■ What needs to be done
For the data below, work out how many lines contain the word "articles" and supply only that number.

■ Given information
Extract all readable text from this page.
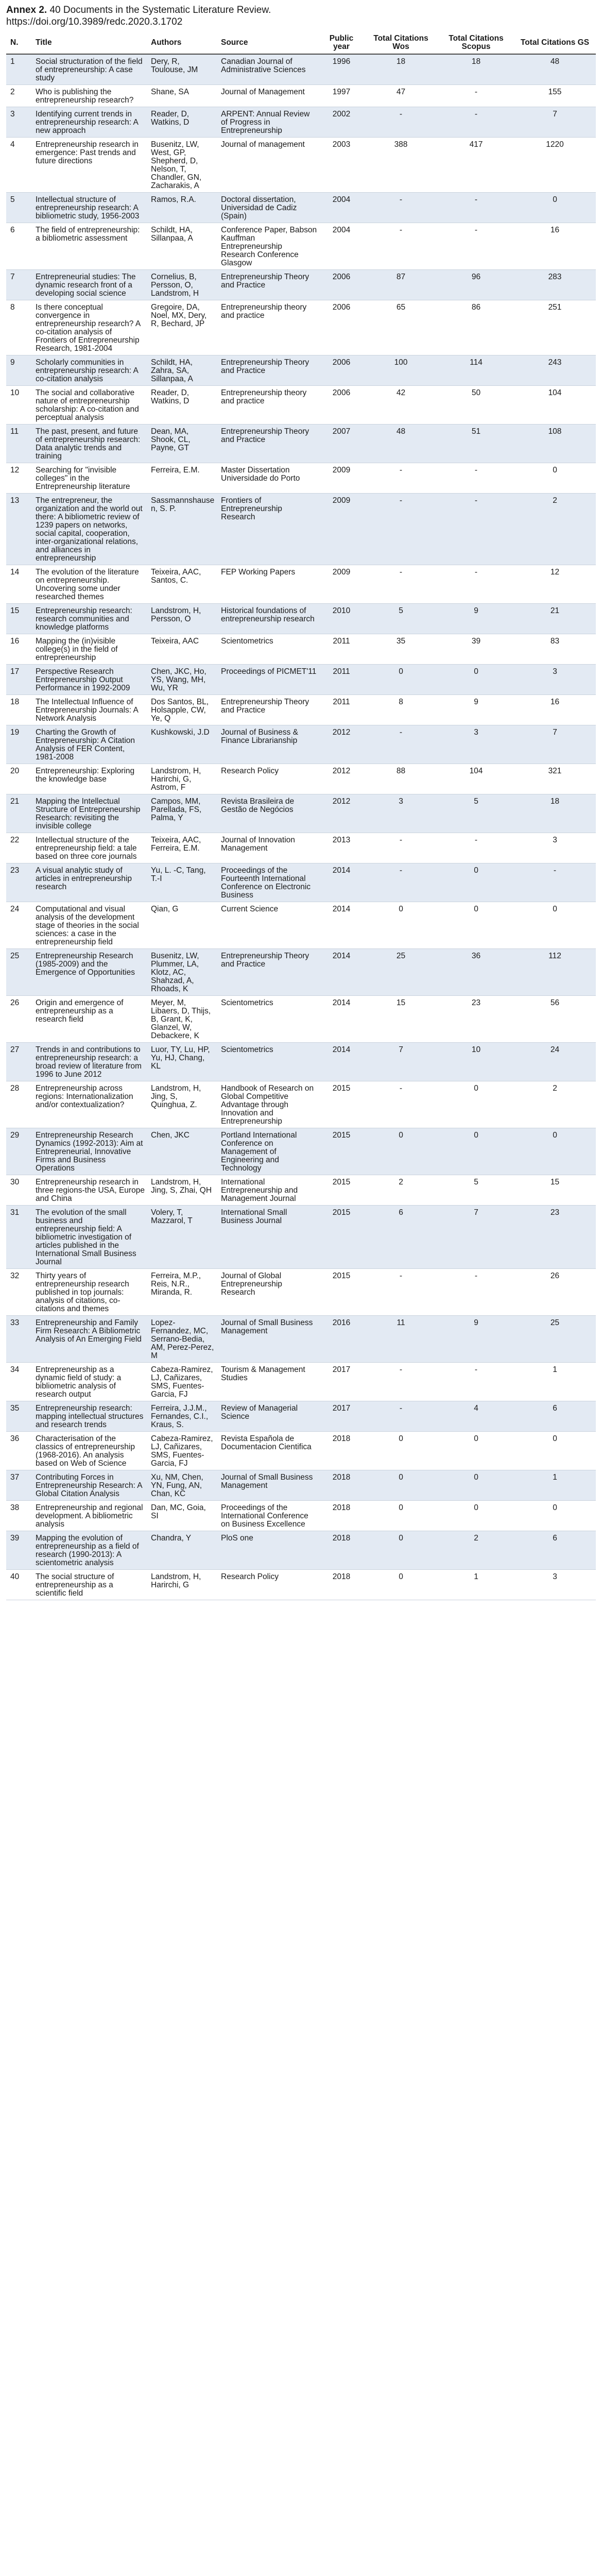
Annex 2. 40 Documents in the Systematic Literature Review.
https://doi.org/10.3989/redc.2020.3.1702
N.	Title	Authors	Source	Public year	Total Citations Wos	Total Citations Scopus	Total Citations GS
1	Social structuration of the field of entrepreneurship: A case study	Dery, R, Toulouse, JM	Canadian Journal of Administrative Sciences	1996	18	18	48
2	Who is publishing the entrepreneurship research?	Shane, SA	Journal of Management	1997	47	-	155
3	Identifying current trends in entrepreneurship research: A new approach	Reader, D, Watkins, D	ARPENT: Annual Review of Progress in Entrepreneurship	2002	-	-	7
4	Entrepreneurship research in emergence: Past trends and future directions	Busenitz, LW, West, GP, Shepherd, D, Nelson, T, Chandler, GN, Zacharakis, A	Journal of management	2003	388	417	1220
5	Intellectual structure of entrepreneurship research: A bibliometric study, 1956-2003	Ramos, R.A.	Doctoral dissertation, Universidad de Cadiz (Spain)	2004	-	-	0
6	The field of entrepreneurship: a bibliometric assessment	Schildt, HA, Sillanpaa, A	Conference Paper, Babson Kauffman Entrepreneurship Research Conference Glasgow	2004	-	-	16
7	Entrepreneurial studies: The dynamic research front of a developing social science	Cornelius, B, Persson, O, Landstrom, H	Entrepreneurship Theory and Practice	2006	87	96	283
8	Is there conceptual convergence in entrepreneurship research? A co-citation analysis of Frontiers of Entrepreneurship Research, 1981-2004	Gregoire, DA, Noel, MX, Dery, R, Bechard, JP	Entrepreneurship theory and practice	2006	65	86	251
9	Scholarly communities in entrepreneurship research: A co-citation analysis	Schildt, HA, Zahra, SA, Sillanpaa, A	Entrepreneurship Theory and Practice	2006	100	114	243
10	The social and collaborative nature of entrepreneurship scholarship: A co-citation and perceptual analysis	Reader, D, Watkins, D	Entrepreneurship theory and practice	2006	42	50	104
11	The past, present, and future of entrepreneurship research: Data analytic trends and training	Dean, MA, Shook, CL, Payne, GT	Entrepreneurship Theory and Practice	2007	48	51	108
12	Searching for "invisible colleges" in the Entrepreneurship literature	Ferreira, E.M.	Master Dissertation Universidade do Porto	2009	-	-	0
13	The entrepreneur, the organization and the world out there: A bibliometric review of 1239 papers on networks, social capital, cooperation, inter-organizational relations, and alliances in entrepreneurship	Sassmannshausen, S. P.	Frontiers of Entrepreneurship Research	2009	-	-	2
14	The evolution of the literature on entrepreneurship. Uncovering some under researched themes	Teixeira, AAC, Santos, C.	FEP Working Papers	2009	-	-	12
15	Entrepreneurship research: research communities and knowledge platforms	Landstrom, H, Persson, O	Historical foundations of entrepreneurship research	2010	5	9	21
16	Mapping the (in)visible college(s) in the field of entrepreneurship	Teixeira, AAC	Scientometrics	2011	35	39	83
17	Perspective Research Entrepreneurship Output Performance in 1992-2009	Chen, JKC, Ho, YS, Wang, MH, Wu, YR	Proceedings of PICMET'11	2011	0	0	3
18	The Intellectual Influence of Entrepreneurship Journals: A Network Analysis	Dos Santos, BL, Holsapple, CW, Ye, Q	Entrepreneurship Theory and Practice	2011	8	9	16
19	Charting the Growth of Entrepreneurship: A Citation Analysis of FER Content, 1981-2008	Kushkowski, J.D	Journal of Business & Finance Librarianship	2012	-	3	7
20	Entrepreneurship: Exploring the knowledge base	Landstrom, H, Harirchi, G, Astrom, F	Research Policy	2012	88	104	321
21	Mapping the Intellectual Structure of Entrepreneurship Research: revisiting the invisible college	Campos, MM, Parellada, FS, Palma, Y	Revista Brasileira de Gestão de Negócios	2012	3	5	18
22	Intellectual structure of the entrepreneurship field: a tale based on three core journals	Teixeira, AAC, Ferreira, E.M.	Journal of Innovation Management	2013	-	-	3
23	A visual analytic study of articles in entrepreneurship research	Yu, L. -C, Tang, T.-I	Proceedings of the Fourteenth International Conference on Electronic Business	2014	-	0	-
24	Computational and visual analysis of the development stage of theories in the social sciences: a case in the entrepreneurship field	Qian, G	Current Science	2014	0	0	0
25	Entrepreneurship Research (1985-2009) and the Emergence of Opportunities	Busenitz, LW, Plummer, LA, Klotz, AC, Shahzad, A, Rhoads, K	Entrepreneurship Theory and Practice	2014	25	36	112
26	Origin and emergence of entrepreneurship as a research field	Meyer, M, Libaers, D, Thijs, B, Grant, K, Glanzel, W, Debackere, K	Scientometrics	2014	15	23	56
27	Trends in and contributions to entrepreneurship research: a broad review of literature from 1996 to June 2012	Luor, TY, Lu, HP, Yu, HJ, Chang, KL	Scientometrics	2014	7	10	24
28	Entrepreneurship across regions: Internationalization and/or contextualization?	Landstrom, H, Jing, S, Quinghua, Z.	Handbook of Research on Global Competitive Advantage through Innovation and Entrepreneurship	2015	-	0	2
29	Entrepreneurship Research Dynamics (1992-2013): Aim at Entrepreneurial, Innovative Firms and Business Operations	Chen, JKC	Portland International Conference on Management of Engineering and Technology	2015	0	0	0
30	Entrepreneurship research in three regions-the USA, Europe and China	Landstrom, H, Jing, S, Zhai, QH	International Entrepreneurship and Management Journal	2015	2	5	15
31	The evolution of the small business and entrepreneurship field: A bibliometric investigation of articles published in the International Small Business Journal	Volery, T, Mazzarol, T	International Small Business Journal	2015	6	7	23
32	Thirty years of entrepreneurship research published in top journals: analysis of citations, co-citations and themes	Ferreira, M.P., Reis, N.R., Miranda, R.	Journal of Global Entrepreneurship Research	2015	-	-	26
33	Entrepreneurship and Family Firm Research: A Bibliometric Analysis of An Emerging Field	Lopez-Fernandez, MC, Serrano-Bedia, AM, Perez-Perez, M	Journal of Small Business Management	2016	11	9	25
34	Entrepreneurship as a dynamic field of study: a bibliometric analysis of research output	Cabeza-Ramirez, LJ, Cañizares, SMS, Fuentes-Garcia, FJ	Tourism & Management Studies	2017	-	-	1
35	Entrepreneurship research: mapping intellectual structures and research trends	Ferreira, J.J.M., Fernandes, C.I., Kraus, S.	Review of Managerial Science	2017	-	4	6
36	Characterisation of the classics of entrepreneurship (1968-2016). An analysis based on Web of Science	Cabeza-Ramirez, LJ, Cañizares, SMS, Fuentes-Garcia, FJ	Revista Española de Documentacion Cientifica	2018	0	0	0
37	Contributing Forces in Entrepreneurship Research: A Global Citation Analysis	Xu, NM, Chen, YN, Fung, AN, Chan, KC	Journal of Small Business Management	2018	0	0	1
38	Entrepreneurship and regional development. A bibliometric analysis	Dan, MC, Goia, SI	Proceedings of the International Conference on Business Excellence	2018	0	0	0
39	Mapping the evolution of entrepreneurship as a field of research (1990-2013): A scientometric analysis	Chandra, Y	PloS one	2018	0	2	6
40	The social structure of entrepreneurship as a scientific field	Landstrom, H, Harirchi, G	Research Policy	2018	0	1	3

■ Full output
2